◆ Yazılı görev:
Kaynak metne göre şu soruları lütfen yanıtlayın:
1. Arif Çelenk hangi tarihte ve hangi kurumun kararıyla ordudan atıldığını söylüyor?
2. Müebbet hapis cezalarını onayan yargı organı hangisidir?
3. Kaç sanığa hangi suçtan müebbet hapis cezası verilmiştir?

◆ Kaynak metin:

((

GÜNDEM - 22 Ağustos 2021 Pazar 12:25

28 Şubat Platformu Başkanı Emekli Albay Arif Çelenk: 'Onlara verilen ceza az bile'

A
A
A
28 Şubat Platformu Başkanı Emekli Albay Arif Çelenk: 'Onlara verilen ceza az bile'

28 Şubat döneminde Genelkurmay 2. Başkanı Çevik Bir'in imzasıyla ordudan ihraç edilen Emekli Albay Arif Çelenk, "Onlara göstereceğimiz merhamet, gelecekteki bu millete yaptığımız en büyük ihanet olacaktır. 14 sanık hakkında verilen karar, bugünkü yapılanları görünce onlar için az bile" dedi.

Yargıtay 16. Ceza Dairesi, 28 Şubat davasında "darbeye teşebbüs" suçundan 14 sanığa verilen müebbet hapis cezalarını onamasının ardından o günün mağdurları da duygularını paylaştı.

28 Şubat döneminde Genelkurmay 2. Başkanı Çevik Bir'in imzasıyla ordudan ihraç edilen 28 Şubat Platformu Başkanı Emekli Albay Arif Çelenk, "12 Aralık 1996 yılında Yüksek Askeri Şura (YAŞ) kararı ile ordudan atıldım. İlahiyatçı olarak din işleri görevlisi olarak orduda görev yapıyordum. Ancak, dindar diye ordudan atıldım. Eşim başörtülü ve irticai konulara daha hassas diyerek gösterilen gerekçelerle görevime son verildi. Ordudan bizi atanlara karşı bir noktada bugünkü yapılanları görünce onlar için az bile diyorum. Türkiye’nin geleceği adına bu zihniyetteki kişilerin ya ıslah olması veya kendilerine gelmesi noktasında da iyi bir fırsat doğduğunu düşünüyorum. Daha ötesi de, bu dünyada çektikleri cezaların yanında ahirette de bunların cezalarını çekeceğini unutmamak gerekiyor" dedi.

))

◆ Gösterilen kayıtlar:
((

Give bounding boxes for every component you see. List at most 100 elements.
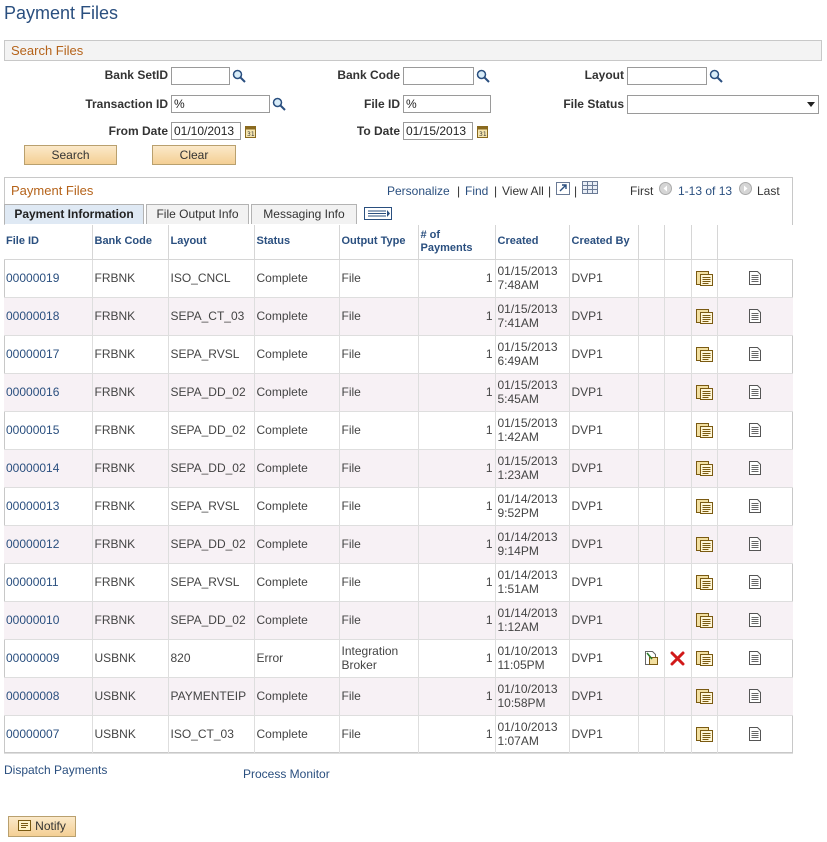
process-icon[interactable] xyxy=(695,270,713,286)
process-icon[interactable] xyxy=(695,498,713,514)
notify-button[interactable]: Notify xyxy=(8,816,76,837)
view-icon[interactable] xyxy=(749,461,762,476)
process-icon-cell xyxy=(691,373,718,412)
file-id-link[interactable]: 00000017 xyxy=(4,335,93,374)
file-id-link[interactable]: 00000008 xyxy=(4,677,93,716)
view-all-link[interactable]: View All xyxy=(502,184,544,198)
calendar-icon[interactable]: 31 xyxy=(477,125,488,138)
bank-setid-input[interactable] xyxy=(171,67,230,85)
table-header-row: File ID Bank Code Layout Status Output T… xyxy=(4,225,793,260)
view-icon-cell xyxy=(717,715,793,754)
process-icon[interactable] xyxy=(695,422,713,438)
column-header[interactable]: Created By xyxy=(569,225,639,260)
find-link[interactable]: Find xyxy=(465,184,489,198)
to-date-input[interactable] xyxy=(403,122,473,140)
bank-code-cell: USBNK xyxy=(92,639,169,678)
output-type-cell: File xyxy=(339,525,419,564)
status-cell: Complete xyxy=(254,487,340,526)
view-icon[interactable] xyxy=(749,651,762,666)
show-all-columns-icon[interactable] xyxy=(364,207,392,220)
tab-payment-information[interactable]: Payment Information xyxy=(4,204,144,224)
view-icon[interactable] xyxy=(749,271,762,286)
file-id-link[interactable]: 00000009 xyxy=(4,639,93,678)
table-row: 00000008 USBNK PAYMENTEIP Complete File 1 01/1… xyxy=(4,677,793,716)
process-icon[interactable] xyxy=(695,460,713,476)
calendar-icon[interactable]: 31 xyxy=(245,125,256,138)
process-icon[interactable] xyxy=(695,536,713,552)
report-icon-cell xyxy=(638,677,665,716)
column-header[interactable]: Created xyxy=(495,225,570,260)
personalize-link[interactable]: Personalize xyxy=(387,184,450,198)
report-icon[interactable] xyxy=(643,650,659,665)
table-row: 00000013 FRBNK SEPA_RVSL Complete File 1 01/14… xyxy=(4,487,793,526)
search-button[interactable]: Search xyxy=(24,145,117,165)
view-icon[interactable] xyxy=(749,575,762,590)
view-icon[interactable] xyxy=(749,309,762,324)
file-id-link[interactable]: 00000014 xyxy=(4,449,93,488)
view-icon[interactable] xyxy=(749,499,762,514)
file-id-link[interactable]: 00000010 xyxy=(4,601,93,640)
column-header[interactable]: # of Payments xyxy=(418,225,496,260)
file-id-input[interactable] xyxy=(403,95,491,113)
dispatch-payments-link[interactable]: Dispatch Payments xyxy=(4,763,108,777)
notify-label: Notify xyxy=(35,819,66,833)
view-icon[interactable] xyxy=(749,423,762,438)
column-header[interactable]: Status xyxy=(254,225,340,260)
process-icon[interactable] xyxy=(695,688,713,704)
view-icon[interactable] xyxy=(749,537,762,552)
cancel-icon-cell xyxy=(664,525,692,564)
search-section-header[interactable]: Search Files xyxy=(4,40,822,61)
process-icon[interactable] xyxy=(695,650,713,666)
bank-code-cell: FRBNK xyxy=(92,449,169,488)
process-icon[interactable] xyxy=(695,384,713,400)
view-icon-cell xyxy=(717,411,793,450)
view-icon[interactable] xyxy=(749,613,762,628)
view-icon[interactable] xyxy=(749,689,762,704)
process-icon[interactable] xyxy=(695,612,713,628)
cancel-icon-cell xyxy=(664,639,692,678)
file-id-link[interactable]: 00000015 xyxy=(4,411,93,450)
created-by-cell: DVP1 xyxy=(569,259,639,298)
file-id-link[interactable]: 00000007 xyxy=(4,715,93,754)
zoom-icon[interactable] xyxy=(556,182,570,195)
search-icon[interactable] xyxy=(272,97,286,111)
process-icon-cell xyxy=(691,525,718,564)
column-header[interactable]: Bank Code xyxy=(92,225,169,260)
file-status-select[interactable] xyxy=(627,95,819,114)
file-id-link[interactable]: 00000019 xyxy=(4,259,93,298)
cancel-icon[interactable] xyxy=(670,650,685,666)
file-id-link[interactable]: 00000016 xyxy=(4,373,93,412)
column-header[interactable]: Output Type xyxy=(339,225,419,260)
view-icon[interactable] xyxy=(749,385,762,400)
process-icon[interactable] xyxy=(695,574,713,590)
view-icon[interactable] xyxy=(749,347,762,362)
layout-input[interactable] xyxy=(627,67,707,85)
process-icon[interactable] xyxy=(695,346,713,362)
nav-separator: | xyxy=(457,184,461,198)
view-icon[interactable] xyxy=(749,727,762,742)
transaction-id-input[interactable] xyxy=(171,95,270,113)
from-date-input[interactable] xyxy=(171,122,241,140)
file-id-link[interactable]: 00000012 xyxy=(4,525,93,564)
tab-messaging-info[interactable]: Messaging Info xyxy=(251,204,357,224)
column-header[interactable]: File ID xyxy=(4,225,93,260)
search-icon[interactable] xyxy=(232,69,246,83)
clear-button[interactable]: Clear xyxy=(152,145,236,165)
column-header xyxy=(638,225,665,260)
grid-download-icon[interactable] xyxy=(582,181,598,194)
search-icon[interactable] xyxy=(709,69,723,83)
tab-file-output-info[interactable]: File Output Info xyxy=(146,204,249,224)
layout-cell: SEPA_RVSL xyxy=(168,335,255,374)
nav-next-icon[interactable] xyxy=(739,182,752,195)
file-id-link[interactable]: 00000011 xyxy=(4,563,93,602)
nav-prev-icon[interactable] xyxy=(659,182,672,195)
process-monitor-link[interactable]: Process Monitor xyxy=(243,767,330,781)
bank-code-input[interactable] xyxy=(403,67,474,85)
file-id-link[interactable]: 00000018 xyxy=(4,297,93,336)
process-icon[interactable] xyxy=(695,726,713,742)
notify-icon xyxy=(18,820,32,832)
process-icon[interactable] xyxy=(695,308,713,324)
search-icon[interactable] xyxy=(476,69,490,83)
file-id-link[interactable]: 00000013 xyxy=(4,487,93,526)
column-header[interactable]: Layout xyxy=(168,225,255,260)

))

◆ Beklenen çıktı:
1. 12 Aralık 1996'da, Yüksek Askeri Şura (YAŞ) kararıyla.
2. Yargıtay 16. Ceza Dairesi.
3. 14 sanığa, "darbeye teşebbüs" suçundan.